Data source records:
····················

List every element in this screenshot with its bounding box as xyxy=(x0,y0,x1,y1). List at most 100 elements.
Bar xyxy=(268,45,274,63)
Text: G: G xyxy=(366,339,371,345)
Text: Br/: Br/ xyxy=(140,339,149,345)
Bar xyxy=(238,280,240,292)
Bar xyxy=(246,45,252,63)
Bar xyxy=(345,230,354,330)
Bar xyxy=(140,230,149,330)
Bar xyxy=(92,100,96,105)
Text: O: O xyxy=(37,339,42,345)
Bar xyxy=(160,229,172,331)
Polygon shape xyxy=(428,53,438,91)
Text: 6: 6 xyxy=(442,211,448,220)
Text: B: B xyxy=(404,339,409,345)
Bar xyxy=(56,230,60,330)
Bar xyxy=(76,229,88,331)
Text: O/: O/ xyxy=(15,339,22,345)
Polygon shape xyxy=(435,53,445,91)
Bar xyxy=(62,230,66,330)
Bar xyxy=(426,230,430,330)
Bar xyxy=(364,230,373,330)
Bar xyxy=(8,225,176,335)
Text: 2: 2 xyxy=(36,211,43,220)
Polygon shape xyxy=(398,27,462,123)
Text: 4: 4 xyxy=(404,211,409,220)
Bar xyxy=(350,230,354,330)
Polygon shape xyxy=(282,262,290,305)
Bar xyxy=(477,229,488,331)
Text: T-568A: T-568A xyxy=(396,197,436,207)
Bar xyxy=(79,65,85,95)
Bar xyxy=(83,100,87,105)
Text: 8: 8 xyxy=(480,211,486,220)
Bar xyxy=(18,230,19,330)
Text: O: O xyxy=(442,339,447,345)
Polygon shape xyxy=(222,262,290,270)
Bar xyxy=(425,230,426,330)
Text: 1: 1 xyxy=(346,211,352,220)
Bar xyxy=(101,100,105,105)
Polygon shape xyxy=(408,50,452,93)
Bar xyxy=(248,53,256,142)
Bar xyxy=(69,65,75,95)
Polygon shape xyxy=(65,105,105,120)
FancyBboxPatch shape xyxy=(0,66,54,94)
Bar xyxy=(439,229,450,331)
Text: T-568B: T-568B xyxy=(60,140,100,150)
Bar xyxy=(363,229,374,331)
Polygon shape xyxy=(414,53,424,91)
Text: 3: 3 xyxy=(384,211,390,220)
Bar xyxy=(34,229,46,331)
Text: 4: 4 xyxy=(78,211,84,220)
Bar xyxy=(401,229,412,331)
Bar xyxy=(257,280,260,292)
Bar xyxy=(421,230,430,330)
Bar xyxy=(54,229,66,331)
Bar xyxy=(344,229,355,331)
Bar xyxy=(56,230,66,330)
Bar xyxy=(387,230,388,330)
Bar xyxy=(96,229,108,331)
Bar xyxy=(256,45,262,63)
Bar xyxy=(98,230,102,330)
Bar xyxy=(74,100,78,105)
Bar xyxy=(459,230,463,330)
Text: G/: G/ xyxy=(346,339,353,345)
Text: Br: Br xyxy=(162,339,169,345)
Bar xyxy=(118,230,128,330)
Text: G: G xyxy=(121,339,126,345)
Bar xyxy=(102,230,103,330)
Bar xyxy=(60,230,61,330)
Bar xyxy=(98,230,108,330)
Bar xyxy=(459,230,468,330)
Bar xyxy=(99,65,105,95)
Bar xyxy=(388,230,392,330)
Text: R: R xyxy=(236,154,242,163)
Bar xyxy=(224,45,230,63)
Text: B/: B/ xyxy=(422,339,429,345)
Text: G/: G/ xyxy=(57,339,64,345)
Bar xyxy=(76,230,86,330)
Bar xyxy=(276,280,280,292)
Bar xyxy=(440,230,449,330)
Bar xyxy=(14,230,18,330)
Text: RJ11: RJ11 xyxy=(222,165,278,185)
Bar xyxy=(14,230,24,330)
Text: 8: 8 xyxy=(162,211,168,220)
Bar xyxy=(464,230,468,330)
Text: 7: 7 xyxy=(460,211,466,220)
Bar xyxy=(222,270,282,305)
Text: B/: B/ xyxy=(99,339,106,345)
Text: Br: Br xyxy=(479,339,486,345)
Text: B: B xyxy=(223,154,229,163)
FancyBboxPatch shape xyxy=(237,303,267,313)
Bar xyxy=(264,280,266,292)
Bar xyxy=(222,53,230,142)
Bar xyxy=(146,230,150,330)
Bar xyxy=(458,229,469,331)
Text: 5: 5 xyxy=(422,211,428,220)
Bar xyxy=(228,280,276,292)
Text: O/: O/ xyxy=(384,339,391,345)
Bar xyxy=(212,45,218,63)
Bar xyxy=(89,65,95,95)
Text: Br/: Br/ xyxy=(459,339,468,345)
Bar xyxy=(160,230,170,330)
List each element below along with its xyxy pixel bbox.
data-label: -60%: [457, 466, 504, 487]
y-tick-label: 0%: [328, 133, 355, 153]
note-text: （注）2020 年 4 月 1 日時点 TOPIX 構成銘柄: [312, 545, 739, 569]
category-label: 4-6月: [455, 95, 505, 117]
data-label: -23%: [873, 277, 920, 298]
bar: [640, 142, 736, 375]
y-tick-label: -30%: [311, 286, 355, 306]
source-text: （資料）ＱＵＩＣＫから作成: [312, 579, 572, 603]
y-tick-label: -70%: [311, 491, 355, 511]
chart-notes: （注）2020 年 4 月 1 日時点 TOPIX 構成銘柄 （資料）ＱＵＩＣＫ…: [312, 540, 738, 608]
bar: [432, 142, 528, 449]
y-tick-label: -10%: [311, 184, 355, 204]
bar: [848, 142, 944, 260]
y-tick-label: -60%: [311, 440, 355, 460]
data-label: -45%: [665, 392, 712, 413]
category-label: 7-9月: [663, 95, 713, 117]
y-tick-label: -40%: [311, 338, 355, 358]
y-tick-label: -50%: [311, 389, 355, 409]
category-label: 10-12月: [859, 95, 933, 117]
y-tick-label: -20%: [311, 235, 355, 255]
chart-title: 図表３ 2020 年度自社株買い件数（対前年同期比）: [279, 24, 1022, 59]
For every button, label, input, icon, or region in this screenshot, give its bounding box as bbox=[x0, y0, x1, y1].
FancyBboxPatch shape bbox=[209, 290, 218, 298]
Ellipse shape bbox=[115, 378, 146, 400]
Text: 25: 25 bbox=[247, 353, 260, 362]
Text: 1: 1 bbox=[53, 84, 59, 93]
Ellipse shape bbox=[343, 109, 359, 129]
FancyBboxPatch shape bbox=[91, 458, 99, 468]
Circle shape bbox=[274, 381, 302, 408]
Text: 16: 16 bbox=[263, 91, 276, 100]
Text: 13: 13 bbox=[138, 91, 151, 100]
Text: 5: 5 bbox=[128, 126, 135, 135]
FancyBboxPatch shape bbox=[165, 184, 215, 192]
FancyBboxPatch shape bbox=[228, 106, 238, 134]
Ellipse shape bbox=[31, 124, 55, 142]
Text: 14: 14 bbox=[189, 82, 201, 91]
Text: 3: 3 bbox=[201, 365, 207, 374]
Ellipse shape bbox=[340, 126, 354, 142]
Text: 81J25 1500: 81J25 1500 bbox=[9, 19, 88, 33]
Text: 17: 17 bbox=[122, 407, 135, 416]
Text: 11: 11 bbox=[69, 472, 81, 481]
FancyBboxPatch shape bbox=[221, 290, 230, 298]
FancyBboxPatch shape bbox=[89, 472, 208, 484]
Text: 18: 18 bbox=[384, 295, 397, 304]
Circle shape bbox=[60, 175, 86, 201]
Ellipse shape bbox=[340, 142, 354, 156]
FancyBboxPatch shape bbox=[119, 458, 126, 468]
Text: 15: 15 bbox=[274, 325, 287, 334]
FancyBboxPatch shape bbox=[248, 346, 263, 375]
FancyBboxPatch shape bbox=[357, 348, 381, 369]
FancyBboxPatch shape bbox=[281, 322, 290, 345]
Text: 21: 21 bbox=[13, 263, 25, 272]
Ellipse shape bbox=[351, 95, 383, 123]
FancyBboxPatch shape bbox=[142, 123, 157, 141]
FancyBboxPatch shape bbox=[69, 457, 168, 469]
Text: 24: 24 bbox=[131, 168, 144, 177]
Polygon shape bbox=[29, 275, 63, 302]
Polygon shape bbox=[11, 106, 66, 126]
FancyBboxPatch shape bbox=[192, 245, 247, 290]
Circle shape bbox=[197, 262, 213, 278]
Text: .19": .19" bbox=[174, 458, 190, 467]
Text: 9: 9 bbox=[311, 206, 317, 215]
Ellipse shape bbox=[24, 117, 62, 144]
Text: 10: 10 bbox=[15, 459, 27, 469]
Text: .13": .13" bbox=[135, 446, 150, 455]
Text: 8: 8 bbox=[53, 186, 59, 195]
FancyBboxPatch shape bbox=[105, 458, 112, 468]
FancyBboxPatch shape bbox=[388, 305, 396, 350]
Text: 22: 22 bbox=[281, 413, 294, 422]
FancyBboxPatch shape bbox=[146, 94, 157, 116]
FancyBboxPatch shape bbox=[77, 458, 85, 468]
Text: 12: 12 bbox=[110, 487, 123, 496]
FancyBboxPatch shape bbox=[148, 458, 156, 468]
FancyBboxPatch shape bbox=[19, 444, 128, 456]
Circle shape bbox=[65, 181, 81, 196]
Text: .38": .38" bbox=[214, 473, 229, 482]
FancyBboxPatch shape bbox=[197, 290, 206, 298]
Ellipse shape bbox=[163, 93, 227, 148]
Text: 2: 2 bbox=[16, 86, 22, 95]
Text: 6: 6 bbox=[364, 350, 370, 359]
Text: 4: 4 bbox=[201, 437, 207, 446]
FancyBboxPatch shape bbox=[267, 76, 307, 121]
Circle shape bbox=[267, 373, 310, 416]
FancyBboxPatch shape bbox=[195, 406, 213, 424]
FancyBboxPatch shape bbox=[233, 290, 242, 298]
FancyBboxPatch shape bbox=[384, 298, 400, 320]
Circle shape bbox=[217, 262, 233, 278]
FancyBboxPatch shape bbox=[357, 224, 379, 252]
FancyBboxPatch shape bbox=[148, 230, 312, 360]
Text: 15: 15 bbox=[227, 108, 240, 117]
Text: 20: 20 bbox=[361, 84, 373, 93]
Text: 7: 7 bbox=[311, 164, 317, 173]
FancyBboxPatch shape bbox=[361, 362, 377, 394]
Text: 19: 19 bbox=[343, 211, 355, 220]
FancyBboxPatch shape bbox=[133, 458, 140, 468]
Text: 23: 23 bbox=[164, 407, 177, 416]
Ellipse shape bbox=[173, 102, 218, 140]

····················

◆ Problem requirements
Output the material unchanged from its first line through the line containing "Bar xyxy=(344,229,355,331)", including both of those lines.

◆ Task response
List every element in this screenshot with its bounding box as xyxy=(x0,y0,x1,y1). List at most 100 elements.
Bar xyxy=(268,45,274,63)
Text: G: G xyxy=(366,339,371,345)
Text: Br/: Br/ xyxy=(140,339,149,345)
Bar xyxy=(238,280,240,292)
Bar xyxy=(246,45,252,63)
Bar xyxy=(345,230,354,330)
Bar xyxy=(140,230,149,330)
Bar xyxy=(92,100,96,105)
Text: O: O xyxy=(37,339,42,345)
Bar xyxy=(160,229,172,331)
Polygon shape xyxy=(428,53,438,91)
Text: 6: 6 xyxy=(442,211,448,220)
Text: B: B xyxy=(404,339,409,345)
Bar xyxy=(56,230,60,330)
Bar xyxy=(76,229,88,331)
Text: O/: O/ xyxy=(15,339,22,345)
Polygon shape xyxy=(435,53,445,91)
Bar xyxy=(62,230,66,330)
Bar xyxy=(426,230,430,330)
Bar xyxy=(364,230,373,330)
Bar xyxy=(8,225,176,335)
Text: 2: 2 xyxy=(36,211,43,220)
Polygon shape xyxy=(398,27,462,123)
Text: 4: 4 xyxy=(404,211,409,220)
Bar xyxy=(350,230,354,330)
Polygon shape xyxy=(282,262,290,305)
Bar xyxy=(477,229,488,331)
Text: T-568A: T-568A xyxy=(396,197,436,207)
Bar xyxy=(79,65,85,95)
Bar xyxy=(83,100,87,105)
Text: 8: 8 xyxy=(480,211,486,220)
Bar xyxy=(18,230,19,330)
Text: O: O xyxy=(442,339,447,345)
Polygon shape xyxy=(222,262,290,270)
Bar xyxy=(425,230,426,330)
Text: 1: 1 xyxy=(346,211,352,220)
Bar xyxy=(101,100,105,105)
Polygon shape xyxy=(408,50,452,93)
Bar xyxy=(248,53,256,142)
Bar xyxy=(69,65,75,95)
Polygon shape xyxy=(65,105,105,120)
FancyBboxPatch shape xyxy=(0,66,54,94)
Bar xyxy=(439,229,450,331)
Text: T-568B: T-568B xyxy=(60,140,100,150)
Bar xyxy=(363,229,374,331)
Polygon shape xyxy=(414,53,424,91)
Text: 3: 3 xyxy=(384,211,390,220)
Bar xyxy=(34,229,46,331)
Text: 4: 4 xyxy=(78,211,84,220)
Bar xyxy=(401,229,412,331)
Bar xyxy=(257,280,260,292)
Bar xyxy=(421,230,430,330)
Bar xyxy=(54,229,66,331)
Bar xyxy=(344,229,355,331)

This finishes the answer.